■ WORK ITEM:
The lines below should be written out again in full, exactly as they are.

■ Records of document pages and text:
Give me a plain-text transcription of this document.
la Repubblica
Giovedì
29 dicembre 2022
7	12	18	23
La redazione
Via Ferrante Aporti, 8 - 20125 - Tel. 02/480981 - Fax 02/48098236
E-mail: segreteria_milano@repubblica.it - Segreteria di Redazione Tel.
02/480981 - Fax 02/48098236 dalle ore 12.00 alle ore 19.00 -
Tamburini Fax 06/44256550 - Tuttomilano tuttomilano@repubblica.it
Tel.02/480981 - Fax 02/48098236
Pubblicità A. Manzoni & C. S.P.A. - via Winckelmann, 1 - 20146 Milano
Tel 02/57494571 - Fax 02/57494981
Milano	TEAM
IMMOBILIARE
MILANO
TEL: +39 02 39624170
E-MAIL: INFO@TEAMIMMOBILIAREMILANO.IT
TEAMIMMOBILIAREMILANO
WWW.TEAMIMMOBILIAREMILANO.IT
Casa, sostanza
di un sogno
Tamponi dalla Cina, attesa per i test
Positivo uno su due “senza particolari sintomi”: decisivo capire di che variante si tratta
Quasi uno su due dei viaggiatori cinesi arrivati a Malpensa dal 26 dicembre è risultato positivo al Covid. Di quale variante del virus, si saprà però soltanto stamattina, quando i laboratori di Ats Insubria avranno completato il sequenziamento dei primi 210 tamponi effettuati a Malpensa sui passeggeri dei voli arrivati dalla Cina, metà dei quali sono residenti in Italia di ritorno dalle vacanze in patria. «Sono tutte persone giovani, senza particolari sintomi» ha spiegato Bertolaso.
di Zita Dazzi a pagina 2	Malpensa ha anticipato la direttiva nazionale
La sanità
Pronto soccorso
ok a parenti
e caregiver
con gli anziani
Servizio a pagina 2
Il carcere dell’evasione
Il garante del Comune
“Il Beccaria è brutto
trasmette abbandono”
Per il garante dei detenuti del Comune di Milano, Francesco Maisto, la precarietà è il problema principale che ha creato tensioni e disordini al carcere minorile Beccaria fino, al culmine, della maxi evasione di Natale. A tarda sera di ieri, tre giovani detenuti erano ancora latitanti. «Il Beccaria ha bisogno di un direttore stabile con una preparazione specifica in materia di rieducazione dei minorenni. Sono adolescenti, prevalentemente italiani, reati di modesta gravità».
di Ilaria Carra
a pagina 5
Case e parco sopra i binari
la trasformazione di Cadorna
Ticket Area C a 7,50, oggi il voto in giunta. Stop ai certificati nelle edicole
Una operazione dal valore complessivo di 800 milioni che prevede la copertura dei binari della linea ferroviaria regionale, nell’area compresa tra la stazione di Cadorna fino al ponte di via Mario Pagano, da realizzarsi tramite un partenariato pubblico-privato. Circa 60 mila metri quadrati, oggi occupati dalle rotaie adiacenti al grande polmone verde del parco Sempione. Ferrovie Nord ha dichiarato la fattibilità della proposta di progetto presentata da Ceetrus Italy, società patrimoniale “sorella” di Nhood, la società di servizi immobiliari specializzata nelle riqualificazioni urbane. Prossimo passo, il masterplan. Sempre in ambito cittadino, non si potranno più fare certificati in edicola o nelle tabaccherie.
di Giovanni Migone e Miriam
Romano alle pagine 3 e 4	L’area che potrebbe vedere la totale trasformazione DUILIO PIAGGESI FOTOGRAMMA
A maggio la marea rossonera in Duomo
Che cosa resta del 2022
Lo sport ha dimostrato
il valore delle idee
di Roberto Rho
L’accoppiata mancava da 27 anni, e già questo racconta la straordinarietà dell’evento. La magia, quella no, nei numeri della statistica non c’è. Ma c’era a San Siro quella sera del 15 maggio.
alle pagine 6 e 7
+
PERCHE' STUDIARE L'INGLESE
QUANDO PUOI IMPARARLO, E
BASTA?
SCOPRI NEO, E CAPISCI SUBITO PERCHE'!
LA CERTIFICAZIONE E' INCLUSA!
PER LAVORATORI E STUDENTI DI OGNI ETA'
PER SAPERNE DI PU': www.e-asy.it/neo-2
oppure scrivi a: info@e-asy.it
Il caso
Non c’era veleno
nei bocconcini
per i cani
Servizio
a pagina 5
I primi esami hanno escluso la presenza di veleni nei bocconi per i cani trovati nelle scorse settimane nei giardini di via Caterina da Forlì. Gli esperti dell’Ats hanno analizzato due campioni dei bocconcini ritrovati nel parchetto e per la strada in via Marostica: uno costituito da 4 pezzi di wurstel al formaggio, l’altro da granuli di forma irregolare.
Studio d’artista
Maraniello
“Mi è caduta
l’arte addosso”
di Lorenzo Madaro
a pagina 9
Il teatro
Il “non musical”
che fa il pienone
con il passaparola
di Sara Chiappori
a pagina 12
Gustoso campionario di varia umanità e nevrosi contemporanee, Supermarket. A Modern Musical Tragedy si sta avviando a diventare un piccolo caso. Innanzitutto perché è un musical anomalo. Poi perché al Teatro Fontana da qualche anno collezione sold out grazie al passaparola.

■ RESPONSE:
Give me a plain-text transcription of this document.
la Repubblica
Giovedì
29 dicembre 2022
7	12	18	23
La redazione
Via Ferrante Aporti, 8 - 20125 - Tel. 02/480981 - Fax 02/48098236
E-mail: segreteria_milano@repubblica.it - Segreteria di Redazione Tel.
02/480981 - Fax 02/48098236 dalle ore 12.00 alle ore 19.00 -
Tamburini Fax 06/44256550 - Tuttomilano tuttomilano@repubblica.it
Tel.02/480981 - Fax 02/48098236
Pubblicità A. Manzoni & C. S.P.A. - via Winckelmann, 1 - 20146 Milano
Tel 02/57494571 - Fax 02/57494981
Milano	TEAM
IMMOBILIARE
MILANO
TEL: +39 02 39624170
E-MAIL: INFO@TEAMIMMOBILIAREMILANO.IT
TEAMIMMOBILIAREMILANO
WWW.TEAMIMMOBILIAREMILANO.IT
Casa, sostanza
di un sogno
Tamponi dalla Cina, attesa per i test
Positivo uno su due “senza particolari sintomi”: decisivo capire di che variante si tratta
Quasi uno su due dei viaggiatori cinesi arrivati a Malpensa dal 26 dicembre è risultato positivo al Covid. Di quale variante del virus, si saprà però soltanto stamattina, quando i laboratori di Ats Insubria avranno completato il sequenziamento dei primi 210 tamponi effettuati a Malpensa sui passeggeri dei voli arrivati dalla Cina, metà dei quali sono residenti in Italia di ritorno dalle vacanze in patria. «Sono tutte persone giovani, senza particolari sintomi» ha spiegato Bertolaso.
di Zita Dazzi a pagina 2	Malpensa ha anticipato la direttiva nazionale
La sanità
Pronto soccorso
ok a parenti
e caregiver
con gli anziani
Servizio a pagina 2
Il carcere dell’evasione
Il garante del Comune
“Il Beccaria è brutto
trasmette abbandono”
Per il garante dei detenuti del Comune di Milano, Francesco Maisto, la precarietà è il problema principale che ha creato tensioni e disordini al carcere minorile Beccaria fino, al culmine, della maxi evasione di Natale. A tarda sera di ieri, tre giovani detenuti erano ancora latitanti. «Il Beccaria ha bisogno di un direttore stabile con una preparazione specifica in materia di rieducazione dei minorenni. Sono adolescenti, prevalentemente italiani, reati di modesta gravità».
di Ilaria Carra
a pagina 5
Case e parco sopra i binari
la trasformazione di Cadorna
Ticket Area C a 7,50, oggi il voto in giunta. Stop ai certificati nelle edicole
Una operazione dal valore complessivo di 800 milioni che prevede la copertura dei binari della linea ferroviaria regionale, nell’area compresa tra la stazione di Cadorna fino al ponte di via Mario Pagano, da realizzarsi tramite un partenariato pubblico-privato. Circa 60 mila metri quadrati, oggi occupati dalle rotaie adiacenti al grande polmone verde del parco Sempione. Ferrovie Nord ha dichiarato la fattibilità della proposta di progetto presentata da Ceetrus Italy, società patrimoniale “sorella” di Nhood, la società di servizi immobiliari specializzata nelle riqualificazioni urbane. Prossimo passo, il masterplan. Sempre in ambito cittadino, non si potranno più fare certificati in edicola o nelle tabaccherie.
di Giovanni Migone e Miriam
Romano alle pagine 3 e 4	L’area che potrebbe vedere la totale trasformazione DUILIO PIAGGESI FOTOGRAMMA
A maggio la marea rossonera in Duomo
Che cosa resta del 2022
Lo sport ha dimostrato
il valore delle idee
di Roberto Rho
L’accoppiata mancava da 27 anni, e già questo racconta la straordinarietà dell’evento. La magia, quella no, nei numeri della statistica non c’è. Ma c’era a San Siro quella sera del 15 maggio.
alle pagine 6 e 7
+
PERCHE' STUDIARE L'INGLESE
QUANDO PUOI IMPARARLO, E
BASTA?
SCOPRI NEO, E CAPISCI SUBITO PERCHE'!
LA CERTIFICAZIONE E' INCLUSA!
PER LAVORATORI E STUDENTI DI OGNI ETA'
PER SAPERNE DI PU': www.e-asy.it/neo-2
oppure scrivi a: info@e-asy.it
Il caso
Non c’era veleno
nei bocconcini
per i cani
Servizio
a pagina 5
I primi esami hanno escluso la presenza di veleni nei bocconi per i cani trovati nelle scorse settimane nei giardini di via Caterina da Forlì. Gli esperti dell’Ats hanno analizzato due campioni dei bocconcini ritrovati nel parchetto e per la strada in via Marostica: uno costituito da 4 pezzi di wurstel al formaggio, l’altro da granuli di forma irregolare.
Studio d’artista
Maraniello
“Mi è caduta
l’arte addosso”
di Lorenzo Madaro
a pagina 9
Il teatro
Il “non musical”
che fa il pienone
con il passaparola
di Sara Chiappori
a pagina 12
Gustoso campionario di varia umanità e nevrosi contemporanee, Supermarket. A Modern Musical Tragedy si sta avviando a diventare un piccolo caso. Innanzitutto perché è un musical anomalo. Poi perché al Teatro Fontana da qualche anno collezione sold out grazie al passaparola.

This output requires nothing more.